BRIEF | All the data must come back unchanged, except that pictures are left out.

SUPPLIED MATERIAL |
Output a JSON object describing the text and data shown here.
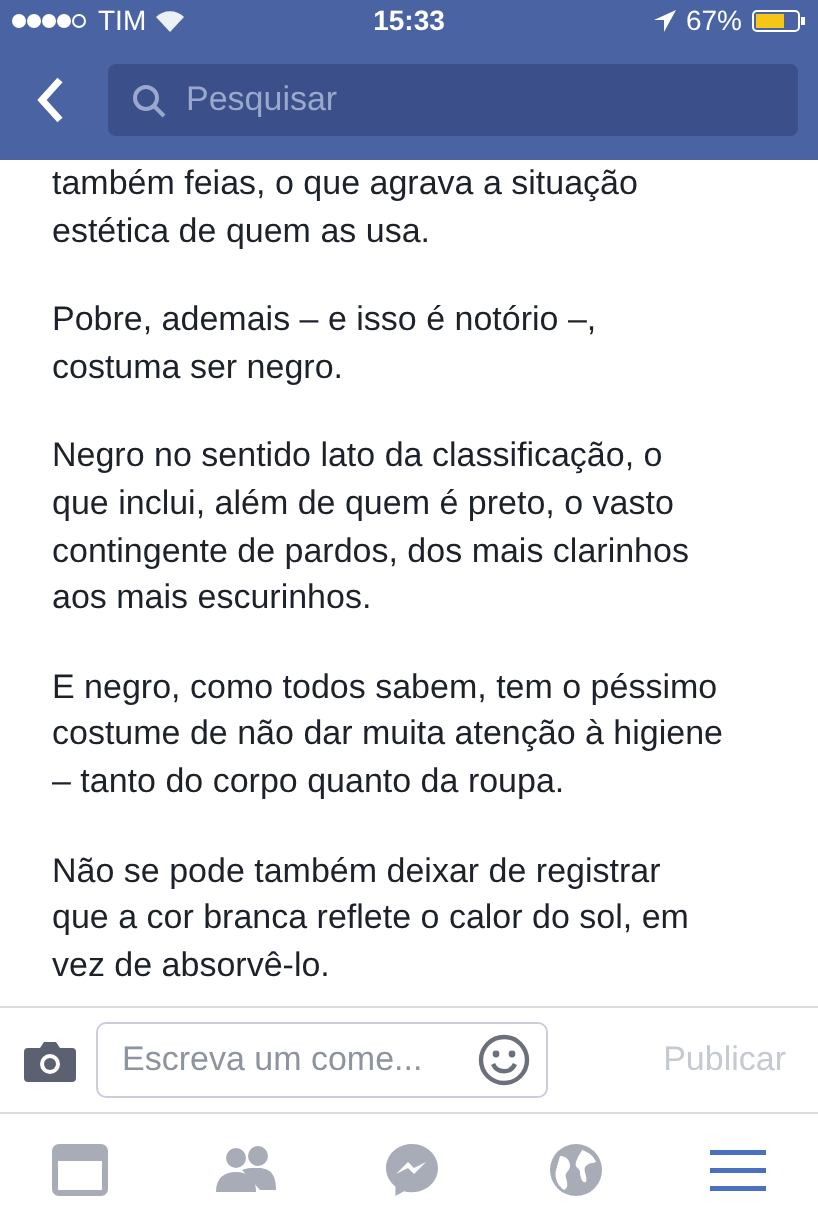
{
  "status_bar": {
    "carrier": "TIM",
    "time": "15:33",
    "battery": "67%"
  },
  "nav_bar": {
    "search": {
      "placeholder": "Pesquisar"
    }
  },
  "post": {
    "paragraphs": [
      "também feias, o que agrava a situação\nestética de quem as usa.",
      "Pobre, ademais – e isso é notório –,\ncostuma ser negro.",
      "Negro no sentido lato da classificação, o\nque inclui, além de quem é preto, o vasto\ncontingente de pardos, dos mais clarinhos\naos mais escurinhos.",
      "E negro, como todos sabem, tem o péssimo\ncostume de não dar muita atenção à higiene\n– tanto do corpo quanto da roupa.",
      "Não se pode também deixar de registrar\nque a cor branca reflete o calor do sol, em\nvez de absorvê-lo."
    ]
  },
  "comment_bar": {
    "placeholder": "Escreva um come...",
    "publish": "Publicar"
  },
  "tab_bar": [
    {
      "kind": "feed",
      "selected": false
    },
    {
      "kind": "friends",
      "selected": false
    },
    {
      "kind": "messenger",
      "selected": false
    },
    {
      "kind": "globe",
      "selected": false
    },
    {
      "kind": "menu",
      "selected": true
    }
  ]
}
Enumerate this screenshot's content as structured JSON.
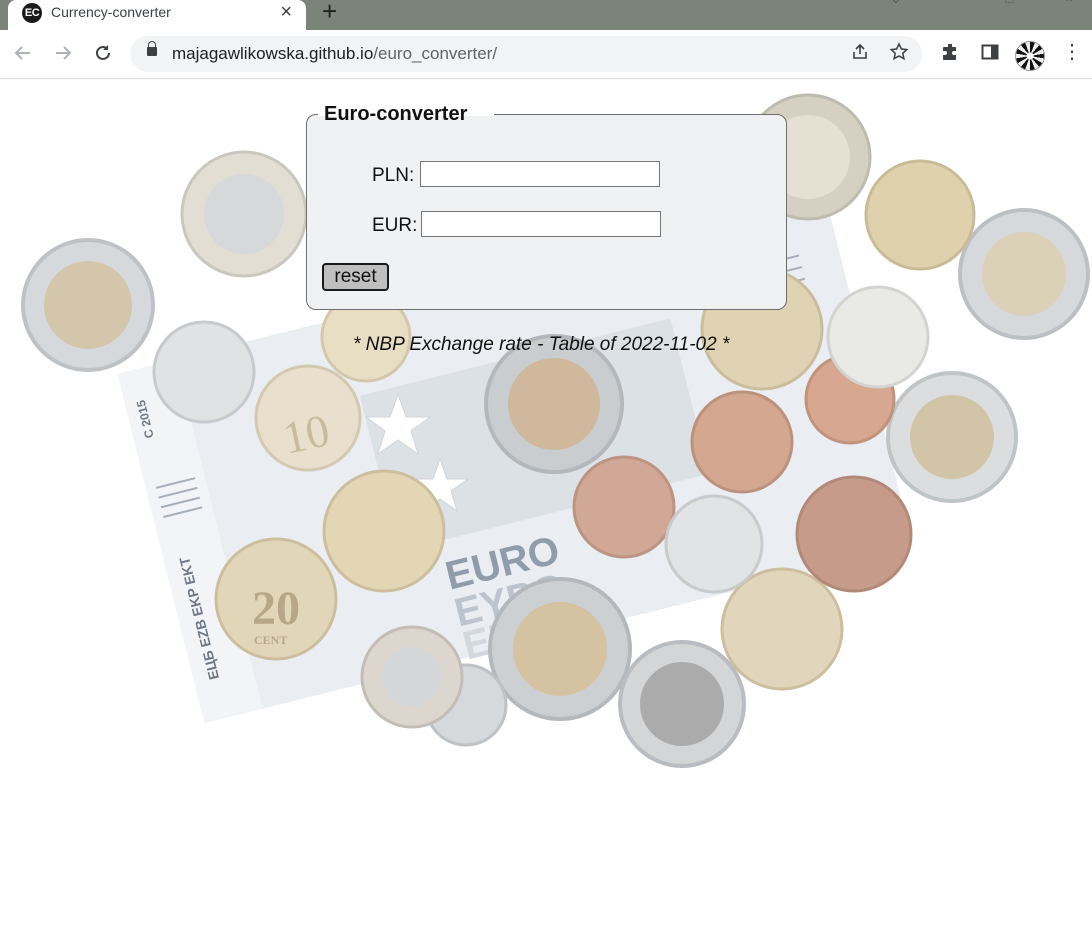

SOLUTION FOR THIS PROBLEM |
Output a JSON object describing the text and data shown here.
{
  "status_bar": {
    "carrier": "TIM",
    "time": "15:33",
    "battery": "67%"
  },
  "nav_bar": {
    "search": {
      "placeholder": "Pesquisar"
    }
  },
  "post": {
    "paragraphs": [
      "também feias, o que agrava a situação\nestética de quem as usa.",
      "Pobre, ademais – e isso é notório –,\ncostuma ser negro.",
      "Negro no sentido lato da classificação, o\nque inclui, além de quem é preto, o vasto\ncontingente de pardos, dos mais clarinhos\naos mais escurinhos.",
      "E negro, como todos sabem, tem o péssimo\ncostume de não dar muita atenção à higiene\n– tanto do corpo quanto da roupa.",
      "Não se pode também deixar de registrar\nque a cor branca reflete o calor do sol, em\nvez de absorvê-lo."
    ]
  },
  "comment_bar": {
    "placeholder": "Escreva um come...",
    "publish": "Publicar"
  },
  "tab_bar": [
    {
      "kind": "feed",
      "selected": false
    },
    {
      "kind": "friends",
      "selected": false
    },
    {
      "kind": "messenger",
      "selected": false
    },
    {
      "kind": "globe",
      "selected": false
    },
    {
      "kind": "menu",
      "selected": true
    }
  ]
}
Enumerate this screenshot's content as structured JSON.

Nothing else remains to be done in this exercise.